(Extracted data entries)
-- Begin --

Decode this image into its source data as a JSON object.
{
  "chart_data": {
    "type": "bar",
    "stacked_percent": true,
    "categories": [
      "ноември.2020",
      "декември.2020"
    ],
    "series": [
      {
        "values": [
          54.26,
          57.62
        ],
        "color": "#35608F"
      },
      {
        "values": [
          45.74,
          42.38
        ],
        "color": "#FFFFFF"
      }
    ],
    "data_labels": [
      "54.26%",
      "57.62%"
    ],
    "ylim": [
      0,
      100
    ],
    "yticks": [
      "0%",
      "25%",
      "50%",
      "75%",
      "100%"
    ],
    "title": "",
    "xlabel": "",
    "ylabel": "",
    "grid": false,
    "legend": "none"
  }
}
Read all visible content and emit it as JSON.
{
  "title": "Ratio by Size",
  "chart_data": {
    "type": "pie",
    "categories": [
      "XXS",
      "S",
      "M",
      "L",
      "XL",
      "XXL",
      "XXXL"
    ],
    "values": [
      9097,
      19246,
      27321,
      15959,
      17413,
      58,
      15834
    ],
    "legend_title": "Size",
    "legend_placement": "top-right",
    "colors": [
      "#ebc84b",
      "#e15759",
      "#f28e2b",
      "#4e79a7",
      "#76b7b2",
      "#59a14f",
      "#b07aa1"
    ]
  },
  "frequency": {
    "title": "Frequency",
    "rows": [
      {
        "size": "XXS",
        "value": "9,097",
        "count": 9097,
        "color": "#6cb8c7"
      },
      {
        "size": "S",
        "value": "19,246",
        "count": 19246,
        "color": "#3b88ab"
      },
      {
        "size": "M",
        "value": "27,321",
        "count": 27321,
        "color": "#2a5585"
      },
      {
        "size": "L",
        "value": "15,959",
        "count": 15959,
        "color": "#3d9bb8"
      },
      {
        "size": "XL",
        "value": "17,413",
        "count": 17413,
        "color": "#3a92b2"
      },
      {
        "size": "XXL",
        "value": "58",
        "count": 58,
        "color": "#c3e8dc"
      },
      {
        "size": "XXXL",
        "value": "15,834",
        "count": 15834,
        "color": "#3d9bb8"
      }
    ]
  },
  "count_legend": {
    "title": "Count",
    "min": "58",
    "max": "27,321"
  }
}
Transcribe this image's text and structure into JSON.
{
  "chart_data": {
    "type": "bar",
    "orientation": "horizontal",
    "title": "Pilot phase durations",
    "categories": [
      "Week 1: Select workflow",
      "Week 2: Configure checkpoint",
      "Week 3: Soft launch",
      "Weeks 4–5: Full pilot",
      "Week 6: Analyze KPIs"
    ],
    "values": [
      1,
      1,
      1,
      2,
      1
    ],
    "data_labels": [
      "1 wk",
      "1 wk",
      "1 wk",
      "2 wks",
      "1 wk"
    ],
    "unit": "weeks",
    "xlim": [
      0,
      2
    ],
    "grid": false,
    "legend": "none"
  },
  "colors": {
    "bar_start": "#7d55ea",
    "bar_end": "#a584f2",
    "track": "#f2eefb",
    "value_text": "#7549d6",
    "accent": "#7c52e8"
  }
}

-- End --

§ **Task brief**
Write out, word for word, the line containing "Read all visible content and emit it as JSON." and every line after it to the end of the data above.

§ **Answer to this problem**
Read all visible content and emit it as JSON.
{
  "title": "Ratio by Size",
  "chart_data": {
    "type": "pie",
    "categories": [
      "XXS",
      "S",
      "M",
      "L",
      "XL",
      "XXL",
      "XXXL"
    ],
    "values": [
      9097,
      19246,
      27321,
      15959,
      17413,
      58,
      15834
    ],
    "legend_title": "Size",
    "legend_placement": "top-right",
    "colors": [
      "#ebc84b",
      "#e15759",
      "#f28e2b",
      "#4e79a7",
      "#76b7b2",
      "#59a14f",
      "#b07aa1"
    ]
  },
  "frequency": {
    "title": "Frequency",
    "rows": [
      {
        "size": "XXS",
        "value": "9,097",
        "count": 9097,
        "color": "#6cb8c7"
      },
      {
        "size": "S",
        "value": "19,246",
        "count": 19246,
        "color": "#3b88ab"
      },
      {
        "size": "M",
        "value": "27,321",
        "count": 27321,
        "color": "#2a5585"
      },
      {
        "size": "L",
        "value": "15,959",
        "count": 15959,
        "color": "#3d9bb8"
      },
      {
        "size": "XL",
        "value": "17,413",
        "count": 17413,
        "color": "#3a92b2"
      },
      {
        "size": "XXL",
        "value": "58",
        "count": 58,
        "color": "#c3e8dc"
      },
      {
        "size": "XXXL",
        "value": "15,834",
        "count": 15834,
        "color": "#3d9bb8"
      }
    ]
  },
  "count_legend": {
    "title": "Count",
    "min": "58",
    "max": "27,321"
  }
}
Transcribe this image's text and structure into JSON.
{
  "chart_data": {
    "type": "bar",
    "orientation": "horizontal",
    "title": "Pilot phase durations",
    "categories": [
      "Week 1: Select workflow",
      "Week 2: Configure checkpoint",
      "Week 3: Soft launch",
      "Weeks 4–5: Full pilot",
      "Week 6: Analyze KPIs"
    ],
    "values": [
      1,
      1,
      1,
      2,
      1
    ],
    "data_labels": [
      "1 wk",
      "1 wk",
      "1 wk",
      "2 wks",
      "1 wk"
    ],
    "unit": "weeks",
    "xlim": [
      0,
      2
    ],
    "grid": false,
    "legend": "none"
  },
  "colors": {
    "bar_start": "#7d55ea",
    "bar_end": "#a584f2",
    "track": "#f2eefb",
    "value_text": "#7549d6",
    "accent": "#7c52e8"
  }
}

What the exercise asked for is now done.